* What the exercise asks
Please output the lines shown below exactly as they appear.

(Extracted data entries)
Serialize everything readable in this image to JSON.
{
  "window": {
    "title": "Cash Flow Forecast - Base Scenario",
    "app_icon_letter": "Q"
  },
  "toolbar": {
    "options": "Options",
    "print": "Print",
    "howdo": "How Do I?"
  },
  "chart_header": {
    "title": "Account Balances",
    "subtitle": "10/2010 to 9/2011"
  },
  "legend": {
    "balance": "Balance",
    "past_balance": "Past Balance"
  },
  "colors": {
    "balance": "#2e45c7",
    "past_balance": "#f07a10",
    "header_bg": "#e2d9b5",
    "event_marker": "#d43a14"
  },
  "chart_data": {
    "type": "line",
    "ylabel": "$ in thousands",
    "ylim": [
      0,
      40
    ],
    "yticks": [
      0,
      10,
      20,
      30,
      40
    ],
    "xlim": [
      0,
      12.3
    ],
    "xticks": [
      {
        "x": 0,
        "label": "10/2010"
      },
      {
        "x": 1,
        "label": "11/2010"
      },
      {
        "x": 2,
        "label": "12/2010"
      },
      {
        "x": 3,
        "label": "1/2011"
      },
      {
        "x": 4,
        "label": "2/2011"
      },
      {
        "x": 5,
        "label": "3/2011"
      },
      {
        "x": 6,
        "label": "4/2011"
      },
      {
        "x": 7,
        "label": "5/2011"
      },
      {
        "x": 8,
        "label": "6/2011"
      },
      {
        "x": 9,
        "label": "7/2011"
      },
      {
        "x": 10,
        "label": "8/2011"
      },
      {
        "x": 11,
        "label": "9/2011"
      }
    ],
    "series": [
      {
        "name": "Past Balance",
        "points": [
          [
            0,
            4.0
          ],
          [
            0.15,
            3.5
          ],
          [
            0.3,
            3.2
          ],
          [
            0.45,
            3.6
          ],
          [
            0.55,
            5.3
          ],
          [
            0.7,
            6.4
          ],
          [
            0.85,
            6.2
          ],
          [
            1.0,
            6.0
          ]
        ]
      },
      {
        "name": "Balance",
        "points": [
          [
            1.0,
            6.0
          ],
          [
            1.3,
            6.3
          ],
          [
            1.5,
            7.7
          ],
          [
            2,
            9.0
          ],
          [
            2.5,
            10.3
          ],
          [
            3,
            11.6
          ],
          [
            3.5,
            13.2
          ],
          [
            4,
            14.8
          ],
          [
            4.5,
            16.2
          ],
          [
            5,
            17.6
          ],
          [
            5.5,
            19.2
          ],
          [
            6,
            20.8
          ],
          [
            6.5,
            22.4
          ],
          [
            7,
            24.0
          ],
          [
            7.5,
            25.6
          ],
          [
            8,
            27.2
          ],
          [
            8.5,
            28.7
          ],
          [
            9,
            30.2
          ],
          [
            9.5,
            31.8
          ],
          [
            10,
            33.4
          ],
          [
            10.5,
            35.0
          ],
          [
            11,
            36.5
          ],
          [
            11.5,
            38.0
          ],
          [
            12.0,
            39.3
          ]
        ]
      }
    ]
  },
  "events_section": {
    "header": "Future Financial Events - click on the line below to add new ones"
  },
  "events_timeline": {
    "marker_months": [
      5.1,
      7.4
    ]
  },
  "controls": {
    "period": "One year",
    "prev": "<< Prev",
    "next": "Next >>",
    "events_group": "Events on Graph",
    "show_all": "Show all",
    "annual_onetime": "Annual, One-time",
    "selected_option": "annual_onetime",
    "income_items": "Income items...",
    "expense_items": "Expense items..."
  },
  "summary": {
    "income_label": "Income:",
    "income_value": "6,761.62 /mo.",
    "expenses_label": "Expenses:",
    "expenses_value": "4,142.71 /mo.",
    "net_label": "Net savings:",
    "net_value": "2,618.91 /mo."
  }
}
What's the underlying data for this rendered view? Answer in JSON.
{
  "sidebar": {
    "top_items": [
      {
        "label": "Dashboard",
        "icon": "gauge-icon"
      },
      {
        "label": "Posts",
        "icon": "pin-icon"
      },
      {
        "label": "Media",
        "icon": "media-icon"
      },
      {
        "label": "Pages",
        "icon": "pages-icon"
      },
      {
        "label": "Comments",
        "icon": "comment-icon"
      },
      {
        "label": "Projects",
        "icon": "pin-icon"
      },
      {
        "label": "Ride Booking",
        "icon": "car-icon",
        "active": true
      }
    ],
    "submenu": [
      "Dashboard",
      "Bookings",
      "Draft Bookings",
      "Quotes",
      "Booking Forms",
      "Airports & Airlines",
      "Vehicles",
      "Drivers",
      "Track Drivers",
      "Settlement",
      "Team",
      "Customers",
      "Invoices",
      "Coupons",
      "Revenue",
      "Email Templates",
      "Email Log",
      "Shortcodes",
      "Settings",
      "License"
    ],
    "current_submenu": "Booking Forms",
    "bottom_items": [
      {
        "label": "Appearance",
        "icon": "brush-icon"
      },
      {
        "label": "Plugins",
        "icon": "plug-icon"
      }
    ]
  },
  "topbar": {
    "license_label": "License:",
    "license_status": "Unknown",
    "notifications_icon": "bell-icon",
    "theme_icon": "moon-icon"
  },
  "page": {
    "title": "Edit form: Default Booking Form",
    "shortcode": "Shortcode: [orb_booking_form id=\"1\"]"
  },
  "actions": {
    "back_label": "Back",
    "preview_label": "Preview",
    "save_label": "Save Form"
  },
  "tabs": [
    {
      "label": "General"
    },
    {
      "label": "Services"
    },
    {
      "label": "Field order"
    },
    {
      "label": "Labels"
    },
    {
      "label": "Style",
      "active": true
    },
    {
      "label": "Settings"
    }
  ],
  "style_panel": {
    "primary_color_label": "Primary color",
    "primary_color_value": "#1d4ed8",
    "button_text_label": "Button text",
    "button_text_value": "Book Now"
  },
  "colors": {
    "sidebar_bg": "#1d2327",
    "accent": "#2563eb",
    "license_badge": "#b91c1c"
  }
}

* In response
Serialize everything readable in this image to JSON.
{
  "window": {
    "title": "Cash Flow Forecast - Base Scenario",
    "app_icon_letter": "Q"
  },
  "toolbar": {
    "options": "Options",
    "print": "Print",
    "howdo": "How Do I?"
  },
  "chart_header": {
    "title": "Account Balances",
    "subtitle": "10/2010 to 9/2011"
  },
  "legend": {
    "balance": "Balance",
    "past_balance": "Past Balance"
  },
  "colors": {
    "balance": "#2e45c7",
    "past_balance": "#f07a10",
    "header_bg": "#e2d9b5",
    "event_marker": "#d43a14"
  },
  "chart_data": {
    "type": "line",
    "ylabel": "$ in thousands",
    "ylim": [
      0,
      40
    ],
    "yticks": [
      0,
      10,
      20,
      30,
      40
    ],
    "xlim": [
      0,
      12.3
    ],
    "xticks": [
      {
        "x": 0,
        "label": "10/2010"
      },
      {
        "x": 1,
        "label": "11/2010"
      },
      {
        "x": 2,
        "label": "12/2010"
      },
      {
        "x": 3,
        "label": "1/2011"
      },
      {
        "x": 4,
        "label": "2/2011"
      },
      {
        "x": 5,
        "label": "3/2011"
      },
      {
        "x": 6,
        "label": "4/2011"
      },
      {
        "x": 7,
        "label": "5/2011"
      },
      {
        "x": 8,
        "label": "6/2011"
      },
      {
        "x": 9,
        "label": "7/2011"
      },
      {
        "x": 10,
        "label": "8/2011"
      },
      {
        "x": 11,
        "label": "9/2011"
      }
    ],
    "series": [
      {
        "name": "Past Balance",
        "points": [
          [
            0,
            4.0
          ],
          [
            0.15,
            3.5
          ],
          [
            0.3,
            3.2
          ],
          [
            0.45,
            3.6
          ],
          [
            0.55,
            5.3
          ],
          [
            0.7,
            6.4
          ],
          [
            0.85,
            6.2
          ],
          [
            1.0,
            6.0
          ]
        ]
      },
      {
        "name": "Balance",
        "points": [
          [
            1.0,
            6.0
          ],
          [
            1.3,
            6.3
          ],
          [
            1.5,
            7.7
          ],
          [
            2,
            9.0
          ],
          [
            2.5,
            10.3
          ],
          [
            3,
            11.6
          ],
          [
            3.5,
            13.2
          ],
          [
            4,
            14.8
          ],
          [
            4.5,
            16.2
          ],
          [
            5,
            17.6
          ],
          [
            5.5,
            19.2
          ],
          [
            6,
            20.8
          ],
          [
            6.5,
            22.4
          ],
          [
            7,
            24.0
          ],
          [
            7.5,
            25.6
          ],
          [
            8,
            27.2
          ],
          [
            8.5,
            28.7
          ],
          [
            9,
            30.2
          ],
          [
            9.5,
            31.8
          ],
          [
            10,
            33.4
          ],
          [
            10.5,
            35.0
          ],
          [
            11,
            36.5
          ],
          [
            11.5,
            38.0
          ],
          [
            12.0,
            39.3
          ]
        ]
      }
    ]
  },
  "events_section": {
    "header": "Future Financial Events - click on the line below to add new ones"
  },
  "events_timeline": {
    "marker_months": [
      5.1,
      7.4
    ]
  },
  "controls": {
    "period": "One year",
    "prev": "<< Prev",
    "next": "Next >>",
    "events_group": "Events on Graph",
    "show_all": "Show all",
    "annual_onetime": "Annual, One-time",
    "selected_option": "annual_onetime",
    "income_items": "Income items...",
    "expense_items": "Expense items..."
  },
  "summary": {
    "income_label": "Income:",
    "income_value": "6,761.62 /mo.",
    "expenses_label": "Expenses:",
    "expenses_value": "4,142.71 /mo.",
    "net_label": "Net savings:",
    "net_value": "2,618.91 /mo."
  }
}
What's the underlying data for this rendered view? Answer in JSON.
{
  "sidebar": {
    "top_items": [
      {
        "label": "Dashboard",
        "icon": "gauge-icon"
      },
      {
        "label": "Posts",
        "icon": "pin-icon"
      },
      {
        "label": "Media",
        "icon": "media-icon"
      },
      {
        "label": "Pages",
        "icon": "pages-icon"
      },
      {
        "label": "Comments",
        "icon": "comment-icon"
      },
      {
        "label": "Projects",
        "icon": "pin-icon"
      },
      {
        "label": "Ride Booking",
        "icon": "car-icon",
        "active": true
      }
    ],
    "submenu": [
      "Dashboard",
      "Bookings",
      "Draft Bookings",
      "Quotes",
      "Booking Forms",
      "Airports & Airlines",
      "Vehicles",
      "Drivers",
      "Track Drivers",
      "Settlement",
      "Team",
      "Customers",
      "Invoices",
      "Coupons",
      "Revenue",
      "Email Templates",
      "Email Log",
      "Shortcodes",
      "Settings",
      "License"
    ],
    "current_submenu": "Booking Forms",
    "bottom_items": [
      {
        "label": "Appearance",
        "icon": "brush-icon"
      },
      {
        "label": "Plugins",
        "icon": "plug-icon"
      }
    ]
  },
  "topbar": {
    "license_label": "License:",
    "license_status": "Unknown",
    "notifications_icon": "bell-icon",
    "theme_icon": "moon-icon"
  },
  "page": {
    "title": "Edit form: Default Booking Form",
    "shortcode": "Shortcode: [orb_booking_form id=\"1\"]"
  },
  "actions": {
    "back_label": "Back",
    "preview_label": "Preview",
    "save_label": "Save Form"
  },
  "tabs": [
    {
      "label": "General"
    },
    {
      "label": "Services"
    },
    {
      "label": "Field order"
    },
    {
      "label": "Labels"
    },
    {
      "label": "Style",
      "active": true
    },
    {
      "label": "Settings"
    }
  ],
  "style_panel": {
    "primary_color_label": "Primary color",
    "primary_color_value": "#1d4ed8",
    "button_text_label": "Button text",
    "button_text_value": "Book Now"
  },
  "colors": {
    "sidebar_bg": "#1d2327",
    "accent": "#2563eb",
    "license_badge": "#b91c1c"
  }
}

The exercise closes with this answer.